■ **Task item**
Would you output all the lines below precisely as they stand, leaving each picture out?

■ **Document page transcription items**
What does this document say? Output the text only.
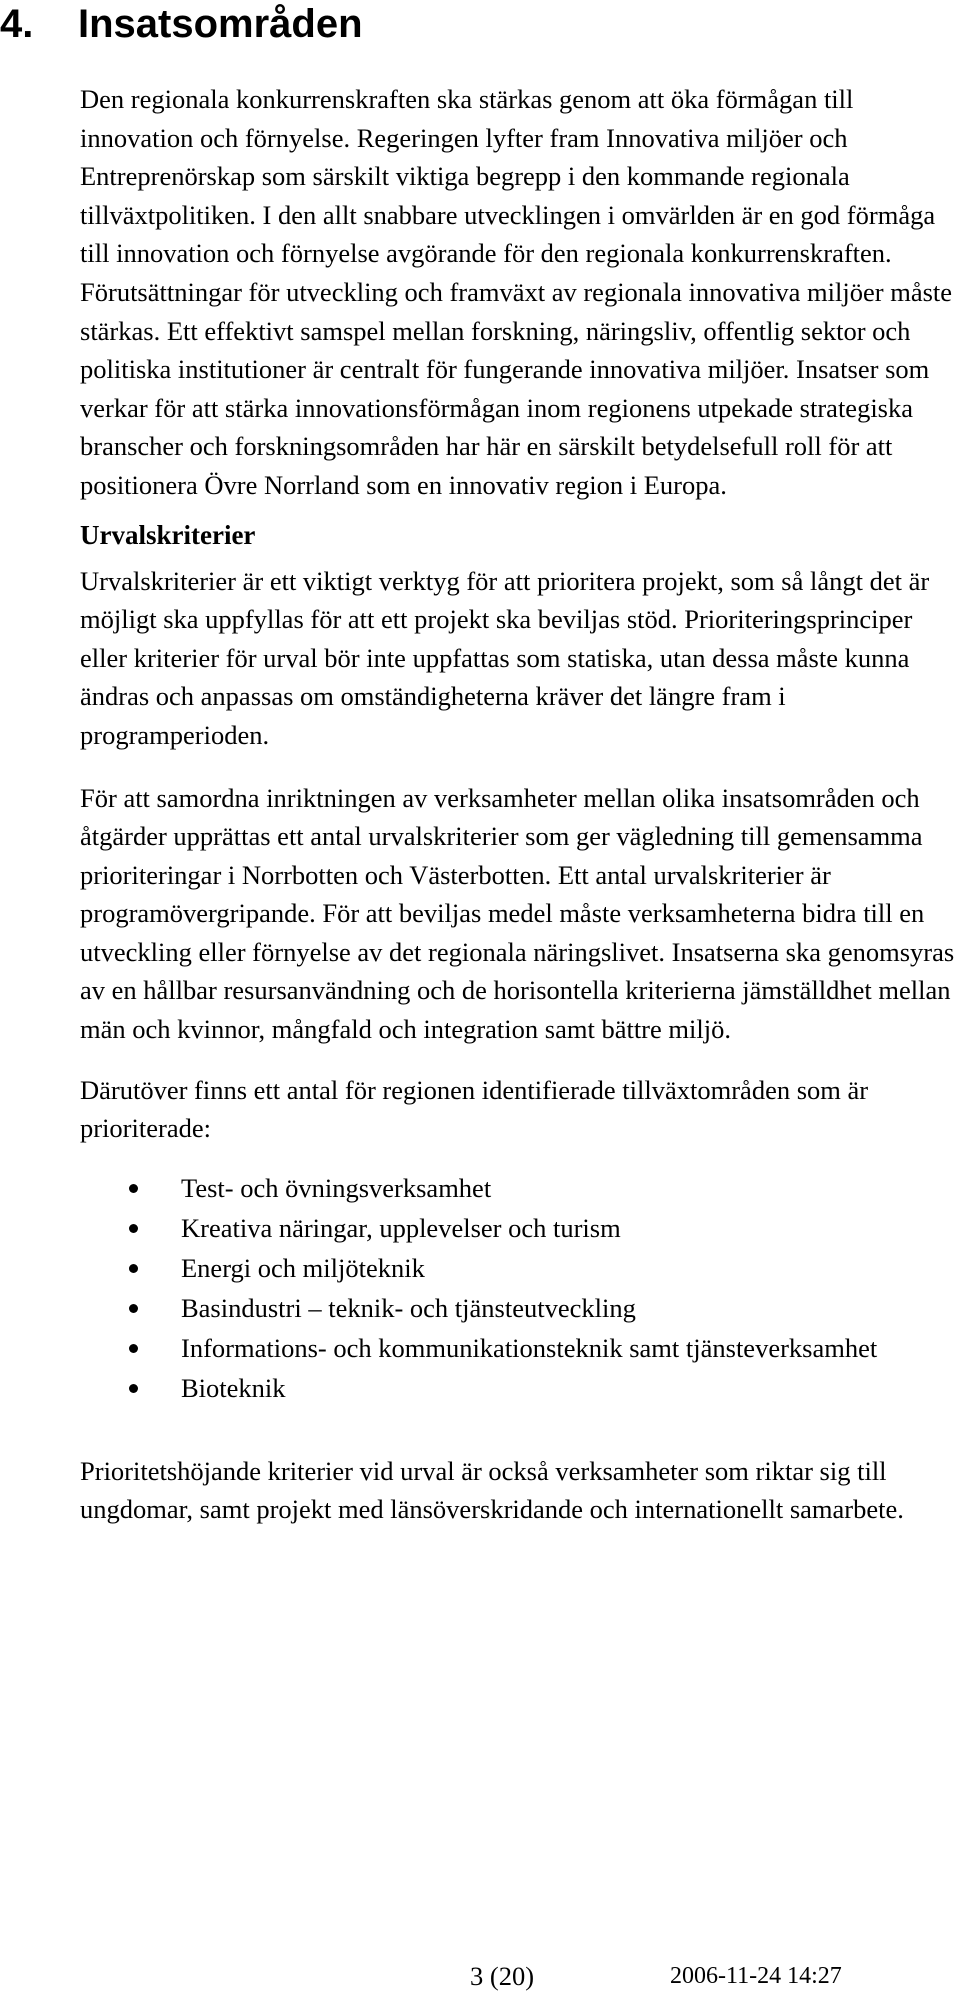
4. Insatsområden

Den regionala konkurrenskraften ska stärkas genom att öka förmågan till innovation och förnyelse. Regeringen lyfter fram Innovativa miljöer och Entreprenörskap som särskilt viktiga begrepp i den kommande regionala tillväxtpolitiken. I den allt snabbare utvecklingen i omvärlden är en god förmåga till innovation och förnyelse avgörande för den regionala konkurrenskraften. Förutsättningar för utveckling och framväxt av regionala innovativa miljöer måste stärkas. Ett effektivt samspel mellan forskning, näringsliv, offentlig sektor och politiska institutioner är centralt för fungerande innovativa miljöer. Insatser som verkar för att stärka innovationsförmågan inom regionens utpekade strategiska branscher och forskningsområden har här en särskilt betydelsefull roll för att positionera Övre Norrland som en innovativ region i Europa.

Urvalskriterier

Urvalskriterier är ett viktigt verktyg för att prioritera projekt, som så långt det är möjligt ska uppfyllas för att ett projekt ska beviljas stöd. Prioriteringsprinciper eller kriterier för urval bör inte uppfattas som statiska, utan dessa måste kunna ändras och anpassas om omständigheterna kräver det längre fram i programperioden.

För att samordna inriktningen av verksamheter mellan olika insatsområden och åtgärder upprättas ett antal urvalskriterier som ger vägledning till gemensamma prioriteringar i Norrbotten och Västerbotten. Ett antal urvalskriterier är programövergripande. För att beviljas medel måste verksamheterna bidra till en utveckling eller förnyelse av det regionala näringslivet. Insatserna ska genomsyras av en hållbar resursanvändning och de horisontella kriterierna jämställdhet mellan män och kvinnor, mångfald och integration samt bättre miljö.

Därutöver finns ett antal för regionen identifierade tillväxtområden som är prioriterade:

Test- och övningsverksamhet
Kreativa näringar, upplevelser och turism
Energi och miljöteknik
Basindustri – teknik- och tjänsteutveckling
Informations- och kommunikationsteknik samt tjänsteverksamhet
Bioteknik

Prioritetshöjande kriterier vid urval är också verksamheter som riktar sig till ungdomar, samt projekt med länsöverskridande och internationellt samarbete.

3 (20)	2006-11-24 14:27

■ **Result of the exercise**
What does this document say? Output the text only.
4. Insatsområden

Den regionala konkurrenskraften ska stärkas genom att öka förmågan till innovation och förnyelse. Regeringen lyfter fram Innovativa miljöer och Entreprenörskap som särskilt viktiga begrepp i den kommande regionala tillväxtpolitiken. I den allt snabbare utvecklingen i omvärlden är en god förmåga till innovation och förnyelse avgörande för den regionala konkurrenskraften. Förutsättningar för utveckling och framväxt av regionala innovativa miljöer måste stärkas. Ett effektivt samspel mellan forskning, näringsliv, offentlig sektor och politiska institutioner är centralt för fungerande innovativa miljöer. Insatser som verkar för att stärka innovationsförmågan inom regionens utpekade strategiska branscher och forskningsområden har här en särskilt betydelsefull roll för att positionera Övre Norrland som en innovativ region i Europa.

Urvalskriterier

Urvalskriterier är ett viktigt verktyg för att prioritera projekt, som så långt det är möjligt ska uppfyllas för att ett projekt ska beviljas stöd. Prioriteringsprinciper eller kriterier för urval bör inte uppfattas som statiska, utan dessa måste kunna ändras och anpassas om omständigheterna kräver det längre fram i programperioden.

För att samordna inriktningen av verksamheter mellan olika insatsområden och åtgärder upprättas ett antal urvalskriterier som ger vägledning till gemensamma prioriteringar i Norrbotten och Västerbotten. Ett antal urvalskriterier är programövergripande. För att beviljas medel måste verksamheterna bidra till en utveckling eller förnyelse av det regionala näringslivet. Insatserna ska genomsyras av en hållbar resursanvändning och de horisontella kriterierna jämställdhet mellan män och kvinnor, mångfald och integration samt bättre miljö.

Därutöver finns ett antal för regionen identifierade tillväxtområden som är prioriterade:

Test- och övningsverksamhet
Kreativa näringar, upplevelser och turism
Energi och miljöteknik
Basindustri – teknik- och tjänsteutveckling
Informations- och kommunikationsteknik samt tjänsteverksamhet
Bioteknik

Prioritetshöjande kriterier vid urval är också verksamheter som riktar sig till ungdomar, samt projekt med länsöverskridande och internationellt samarbete.

3 (20)	2006-11-24 14:27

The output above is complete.